DIRECTIVE. Set down all of the data exactly as it appears.

PROVIDED DATA.
----------------------------------------
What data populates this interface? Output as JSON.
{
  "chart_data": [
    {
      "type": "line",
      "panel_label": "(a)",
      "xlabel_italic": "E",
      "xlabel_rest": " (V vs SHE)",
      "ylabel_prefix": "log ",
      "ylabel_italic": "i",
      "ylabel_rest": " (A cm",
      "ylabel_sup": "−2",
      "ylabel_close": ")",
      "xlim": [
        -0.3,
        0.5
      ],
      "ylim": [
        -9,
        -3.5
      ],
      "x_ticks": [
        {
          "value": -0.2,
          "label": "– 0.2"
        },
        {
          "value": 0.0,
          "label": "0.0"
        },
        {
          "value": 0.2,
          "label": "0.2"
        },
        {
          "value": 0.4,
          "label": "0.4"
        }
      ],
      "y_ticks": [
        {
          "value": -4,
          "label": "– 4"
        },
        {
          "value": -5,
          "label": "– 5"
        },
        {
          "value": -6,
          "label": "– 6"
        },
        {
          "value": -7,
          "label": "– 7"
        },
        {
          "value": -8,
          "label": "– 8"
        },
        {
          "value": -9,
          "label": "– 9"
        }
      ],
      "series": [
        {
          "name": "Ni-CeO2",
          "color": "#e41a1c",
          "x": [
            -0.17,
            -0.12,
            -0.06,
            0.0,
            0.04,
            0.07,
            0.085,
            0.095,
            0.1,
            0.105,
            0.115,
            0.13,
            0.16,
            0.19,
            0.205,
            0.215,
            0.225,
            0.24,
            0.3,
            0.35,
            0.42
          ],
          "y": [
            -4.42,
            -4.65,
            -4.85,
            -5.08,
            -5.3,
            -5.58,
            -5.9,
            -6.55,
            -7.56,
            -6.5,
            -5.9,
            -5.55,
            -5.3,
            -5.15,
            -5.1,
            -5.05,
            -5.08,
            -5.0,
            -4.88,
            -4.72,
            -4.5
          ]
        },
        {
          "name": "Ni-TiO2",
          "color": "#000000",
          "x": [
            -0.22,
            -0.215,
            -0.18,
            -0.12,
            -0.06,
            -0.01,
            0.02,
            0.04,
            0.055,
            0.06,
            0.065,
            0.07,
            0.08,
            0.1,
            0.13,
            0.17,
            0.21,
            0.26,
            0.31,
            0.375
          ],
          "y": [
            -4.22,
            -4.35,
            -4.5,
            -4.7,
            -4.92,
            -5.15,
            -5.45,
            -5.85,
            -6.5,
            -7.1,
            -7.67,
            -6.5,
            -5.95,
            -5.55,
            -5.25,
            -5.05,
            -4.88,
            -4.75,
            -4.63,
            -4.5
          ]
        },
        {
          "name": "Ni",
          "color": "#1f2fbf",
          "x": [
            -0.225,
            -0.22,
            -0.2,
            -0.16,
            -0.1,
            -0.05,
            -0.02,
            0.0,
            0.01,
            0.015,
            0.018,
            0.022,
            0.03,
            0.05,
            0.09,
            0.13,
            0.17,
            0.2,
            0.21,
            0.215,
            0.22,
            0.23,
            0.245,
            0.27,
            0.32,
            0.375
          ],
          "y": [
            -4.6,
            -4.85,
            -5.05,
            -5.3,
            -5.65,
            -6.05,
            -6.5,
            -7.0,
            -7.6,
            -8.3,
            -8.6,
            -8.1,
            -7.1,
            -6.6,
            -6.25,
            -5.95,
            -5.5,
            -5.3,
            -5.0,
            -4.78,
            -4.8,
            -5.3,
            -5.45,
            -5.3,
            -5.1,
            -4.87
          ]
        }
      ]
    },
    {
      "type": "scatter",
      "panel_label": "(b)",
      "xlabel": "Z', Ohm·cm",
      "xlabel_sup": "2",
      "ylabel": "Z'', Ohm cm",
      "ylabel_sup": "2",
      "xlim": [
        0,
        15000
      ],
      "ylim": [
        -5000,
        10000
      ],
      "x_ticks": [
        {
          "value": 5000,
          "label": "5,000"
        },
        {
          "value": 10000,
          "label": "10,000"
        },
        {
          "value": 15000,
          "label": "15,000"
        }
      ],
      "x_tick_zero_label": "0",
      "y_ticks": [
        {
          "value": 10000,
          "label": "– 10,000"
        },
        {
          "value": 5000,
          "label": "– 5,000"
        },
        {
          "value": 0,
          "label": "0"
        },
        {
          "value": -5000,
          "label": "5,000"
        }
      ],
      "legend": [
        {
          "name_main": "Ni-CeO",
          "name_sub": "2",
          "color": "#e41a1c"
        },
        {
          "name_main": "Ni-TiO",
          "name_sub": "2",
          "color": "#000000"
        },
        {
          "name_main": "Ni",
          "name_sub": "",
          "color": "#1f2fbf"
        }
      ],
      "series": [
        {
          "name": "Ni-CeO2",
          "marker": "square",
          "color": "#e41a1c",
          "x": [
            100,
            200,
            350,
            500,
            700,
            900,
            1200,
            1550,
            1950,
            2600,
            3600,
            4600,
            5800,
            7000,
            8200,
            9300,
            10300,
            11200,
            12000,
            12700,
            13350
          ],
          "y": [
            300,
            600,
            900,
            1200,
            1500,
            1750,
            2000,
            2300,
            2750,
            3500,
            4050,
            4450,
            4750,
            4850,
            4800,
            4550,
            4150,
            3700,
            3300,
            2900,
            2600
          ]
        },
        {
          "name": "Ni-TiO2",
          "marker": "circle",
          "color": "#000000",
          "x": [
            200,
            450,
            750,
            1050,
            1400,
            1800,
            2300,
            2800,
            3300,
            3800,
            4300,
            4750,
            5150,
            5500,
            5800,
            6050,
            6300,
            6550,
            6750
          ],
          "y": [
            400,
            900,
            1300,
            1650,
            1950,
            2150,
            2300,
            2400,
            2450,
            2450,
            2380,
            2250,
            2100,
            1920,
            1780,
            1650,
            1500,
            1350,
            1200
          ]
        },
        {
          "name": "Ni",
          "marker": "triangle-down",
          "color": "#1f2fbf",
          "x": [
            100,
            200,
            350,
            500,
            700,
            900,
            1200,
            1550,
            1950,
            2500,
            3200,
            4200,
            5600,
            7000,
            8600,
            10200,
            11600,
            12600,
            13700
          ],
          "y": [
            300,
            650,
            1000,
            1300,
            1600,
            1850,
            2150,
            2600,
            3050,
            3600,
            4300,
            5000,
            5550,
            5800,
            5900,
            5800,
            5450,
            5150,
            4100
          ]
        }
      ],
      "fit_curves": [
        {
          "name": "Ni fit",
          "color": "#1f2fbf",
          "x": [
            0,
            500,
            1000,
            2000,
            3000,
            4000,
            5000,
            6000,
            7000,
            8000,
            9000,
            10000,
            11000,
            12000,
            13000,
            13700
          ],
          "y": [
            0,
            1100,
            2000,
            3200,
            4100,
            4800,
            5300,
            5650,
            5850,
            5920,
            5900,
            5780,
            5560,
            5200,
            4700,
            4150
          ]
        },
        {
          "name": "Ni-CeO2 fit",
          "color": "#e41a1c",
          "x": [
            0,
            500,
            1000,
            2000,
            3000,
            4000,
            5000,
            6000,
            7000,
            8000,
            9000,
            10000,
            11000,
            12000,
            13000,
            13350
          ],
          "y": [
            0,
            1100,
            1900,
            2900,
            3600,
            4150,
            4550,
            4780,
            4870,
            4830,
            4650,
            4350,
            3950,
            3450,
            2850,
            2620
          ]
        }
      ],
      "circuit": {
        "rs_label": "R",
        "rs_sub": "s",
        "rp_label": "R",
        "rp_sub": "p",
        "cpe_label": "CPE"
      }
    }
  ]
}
----------------------------------------
THE COMPLETED TASK.
What data populates this interface? Output as JSON.
{
  "chart_data": [
    {
      "type": "line",
      "panel_label": "(a)",
      "xlabel_italic": "E",
      "xlabel_rest": " (V vs SHE)",
      "ylabel_prefix": "log ",
      "ylabel_italic": "i",
      "ylabel_rest": " (A cm",
      "ylabel_sup": "−2",
      "ylabel_close": ")",
      "xlim": [
        -0.3,
        0.5
      ],
      "ylim": [
        -9,
        -3.5
      ],
      "x_ticks": [
        {
          "value": -0.2,
          "label": "– 0.2"
        },
        {
          "value": 0.0,
          "label": "0.0"
        },
        {
          "value": 0.2,
          "label": "0.2"
        },
        {
          "value": 0.4,
          "label": "0.4"
        }
      ],
      "y_ticks": [
        {
          "value": -4,
          "label": "– 4"
        },
        {
          "value": -5,
          "label": "– 5"
        },
        {
          "value": -6,
          "label": "– 6"
        },
        {
          "value": -7,
          "label": "– 7"
        },
        {
          "value": -8,
          "label": "– 8"
        },
        {
          "value": -9,
          "label": "– 9"
        }
      ],
      "series": [
        {
          "name": "Ni-CeO2",
          "color": "#e41a1c",
          "x": [
            -0.17,
            -0.12,
            -0.06,
            0.0,
            0.04,
            0.07,
            0.085,
            0.095,
            0.1,
            0.105,
            0.115,
            0.13,
            0.16,
            0.19,
            0.205,
            0.215,
            0.225,
            0.24,
            0.3,
            0.35,
            0.42
          ],
          "y": [
            -4.42,
            -4.65,
            -4.85,
            -5.08,
            -5.3,
            -5.58,
            -5.9,
            -6.55,
            -7.56,
            -6.5,
            -5.9,
            -5.55,
            -5.3,
            -5.15,
            -5.1,
            -5.05,
            -5.08,
            -5.0,
            -4.88,
            -4.72,
            -4.5
          ]
        },
        {
          "name": "Ni-TiO2",
          "color": "#000000",
          "x": [
            -0.22,
            -0.215,
            -0.18,
            -0.12,
            -0.06,
            -0.01,
            0.02,
            0.04,
            0.055,
            0.06,
            0.065,
            0.07,
            0.08,
            0.1,
            0.13,
            0.17,
            0.21,
            0.26,
            0.31,
            0.375
          ],
          "y": [
            -4.22,
            -4.35,
            -4.5,
            -4.7,
            -4.92,
            -5.15,
            -5.45,
            -5.85,
            -6.5,
            -7.1,
            -7.67,
            -6.5,
            -5.95,
            -5.55,
            -5.25,
            -5.05,
            -4.88,
            -4.75,
            -4.63,
            -4.5
          ]
        },
        {
          "name": "Ni",
          "color": "#1f2fbf",
          "x": [
            -0.225,
            -0.22,
            -0.2,
            -0.16,
            -0.1,
            -0.05,
            -0.02,
            0.0,
            0.01,
            0.015,
            0.018,
            0.022,
            0.03,
            0.05,
            0.09,
            0.13,
            0.17,
            0.2,
            0.21,
            0.215,
            0.22,
            0.23,
            0.245,
            0.27,
            0.32,
            0.375
          ],
          "y": [
            -4.6,
            -4.85,
            -5.05,
            -5.3,
            -5.65,
            -6.05,
            -6.5,
            -7.0,
            -7.6,
            -8.3,
            -8.6,
            -8.1,
            -7.1,
            -6.6,
            -6.25,
            -5.95,
            -5.5,
            -5.3,
            -5.0,
            -4.78,
            -4.8,
            -5.3,
            -5.45,
            -5.3,
            -5.1,
            -4.87
          ]
        }
      ]
    },
    {
      "type": "scatter",
      "panel_label": "(b)",
      "xlabel": "Z', Ohm·cm",
      "xlabel_sup": "2",
      "ylabel": "Z'', Ohm cm",
      "ylabel_sup": "2",
      "xlim": [
        0,
        15000
      ],
      "ylim": [
        -5000,
        10000
      ],
      "x_ticks": [
        {
          "value": 5000,
          "label": "5,000"
        },
        {
          "value": 10000,
          "label": "10,000"
        },
        {
          "value": 15000,
          "label": "15,000"
        }
      ],
      "x_tick_zero_label": "0",
      "y_ticks": [
        {
          "value": 10000,
          "label": "– 10,000"
        },
        {
          "value": 5000,
          "label": "– 5,000"
        },
        {
          "value": 0,
          "label": "0"
        },
        {
          "value": -5000,
          "label": "5,000"
        }
      ],
      "legend": [
        {
          "name_main": "Ni-CeO",
          "name_sub": "2",
          "color": "#e41a1c"
        },
        {
          "name_main": "Ni-TiO",
          "name_sub": "2",
          "color": "#000000"
        },
        {
          "name_main": "Ni",
          "name_sub": "",
          "color": "#1f2fbf"
        }
      ],
      "series": [
        {
          "name": "Ni-CeO2",
          "marker": "square",
          "color": "#e41a1c",
          "x": [
            100,
            200,
            350,
            500,
            700,
            900,
            1200,
            1550,
            1950,
            2600,
            3600,
            4600,
            5800,
            7000,
            8200,
            9300,
            10300,
            11200,
            12000,
            12700,
            13350
          ],
          "y": [
            300,
            600,
            900,
            1200,
            1500,
            1750,
            2000,
            2300,
            2750,
            3500,
            4050,
            4450,
            4750,
            4850,
            4800,
            4550,
            4150,
            3700,
            3300,
            2900,
            2600
          ]
        },
        {
          "name": "Ni-TiO2",
          "marker": "circle",
          "color": "#000000",
          "x": [
            200,
            450,
            750,
            1050,
            1400,
            1800,
            2300,
            2800,
            3300,
            3800,
            4300,
            4750,
            5150,
            5500,
            5800,
            6050,
            6300,
            6550,
            6750
          ],
          "y": [
            400,
            900,
            1300,
            1650,
            1950,
            2150,
            2300,
            2400,
            2450,
            2450,
            2380,
            2250,
            2100,
            1920,
            1780,
            1650,
            1500,
            1350,
            1200
          ]
        },
        {
          "name": "Ni",
          "marker": "triangle-down",
          "color": "#1f2fbf",
          "x": [
            100,
            200,
            350,
            500,
            700,
            900,
            1200,
            1550,
            1950,
            2500,
            3200,
            4200,
            5600,
            7000,
            8600,
            10200,
            11600,
            12600,
            13700
          ],
          "y": [
            300,
            650,
            1000,
            1300,
            1600,
            1850,
            2150,
            2600,
            3050,
            3600,
            4300,
            5000,
            5550,
            5800,
            5900,
            5800,
            5450,
            5150,
            4100
          ]
        }
      ],
      "fit_curves": [
        {
          "name": "Ni fit",
          "color": "#1f2fbf",
          "x": [
            0,
            500,
            1000,
            2000,
            3000,
            4000,
            5000,
            6000,
            7000,
            8000,
            9000,
            10000,
            11000,
            12000,
            13000,
            13700
          ],
          "y": [
            0,
            1100,
            2000,
            3200,
            4100,
            4800,
            5300,
            5650,
            5850,
            5920,
            5900,
            5780,
            5560,
            5200,
            4700,
            4150
          ]
        },
        {
          "name": "Ni-CeO2 fit",
          "color": "#e41a1c",
          "x": [
            0,
            500,
            1000,
            2000,
            3000,
            4000,
            5000,
            6000,
            7000,
            8000,
            9000,
            10000,
            11000,
            12000,
            13000,
            13350
          ],
          "y": [
            0,
            1100,
            1900,
            2900,
            3600,
            4150,
            4550,
            4780,
            4870,
            4830,
            4650,
            4350,
            3950,
            3450,
            2850,
            2620
          ]
        }
      ],
      "circuit": {
        "rs_label": "R",
        "rs_sub": "s",
        "rp_label": "R",
        "rp_sub": "p",
        "cpe_label": "CPE"
      }
    }
  ]
}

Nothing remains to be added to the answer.